(Collected data)
※
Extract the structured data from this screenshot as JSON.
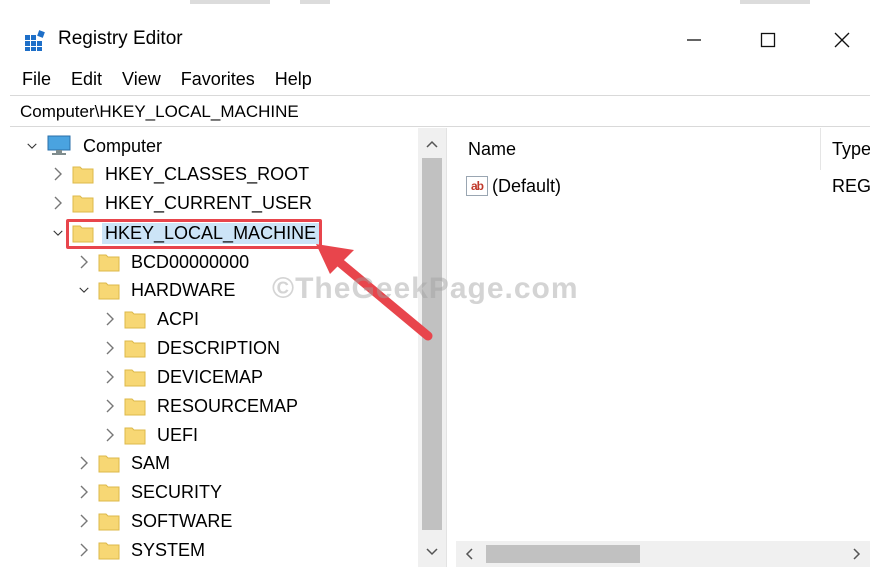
{
  "window": {
    "title": "Registry Editor",
    "controls": {
      "minimize": "—",
      "maximize": "☐",
      "close": "✕"
    }
  },
  "menu": [
    "File",
    "Edit",
    "View",
    "Favorites",
    "Help"
  ],
  "address": {
    "path": "Computer\\HKEY_LOCAL_MACHINE"
  },
  "tree": {
    "root": "Computer",
    "hives": [
      "HKEY_CLASSES_ROOT",
      "HKEY_CURRENT_USER",
      "HKEY_LOCAL_MACHINE"
    ],
    "hklm_children": [
      "BCD00000000",
      "HARDWARE"
    ],
    "hardware_children": [
      "ACPI",
      "DESCRIPTION",
      "DEVICEMAP",
      "RESOURCEMAP",
      "UEFI"
    ],
    "hklm_more": [
      "SAM",
      "SECURITY",
      "SOFTWARE",
      "SYSTEM"
    ],
    "selected": "HKEY_LOCAL_MACHINE"
  },
  "values": {
    "columns": {
      "name": "Name",
      "type": "Type"
    },
    "rows": [
      {
        "name": "(Default)",
        "type": "REG_"
      }
    ]
  },
  "watermark": "©TheGeekPage.com",
  "colors": {
    "selection": "#cce4f7",
    "highlight_box": "#e8454c",
    "folder": "#f7d774"
  }
}
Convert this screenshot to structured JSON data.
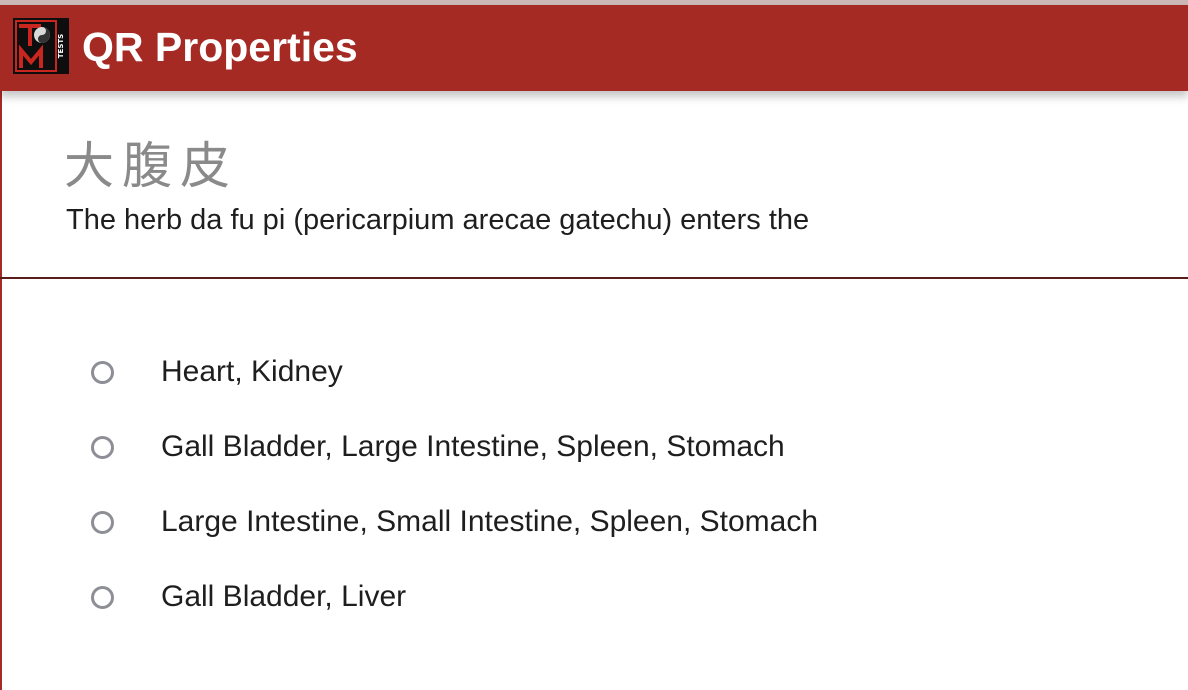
※
→ **What to work on**:
List each line of the records that holds the string "this".

→ **Output of the exercise**:
Extract the structured data from this screenshot as JSON.
Convert this screenshot to structured JSON data.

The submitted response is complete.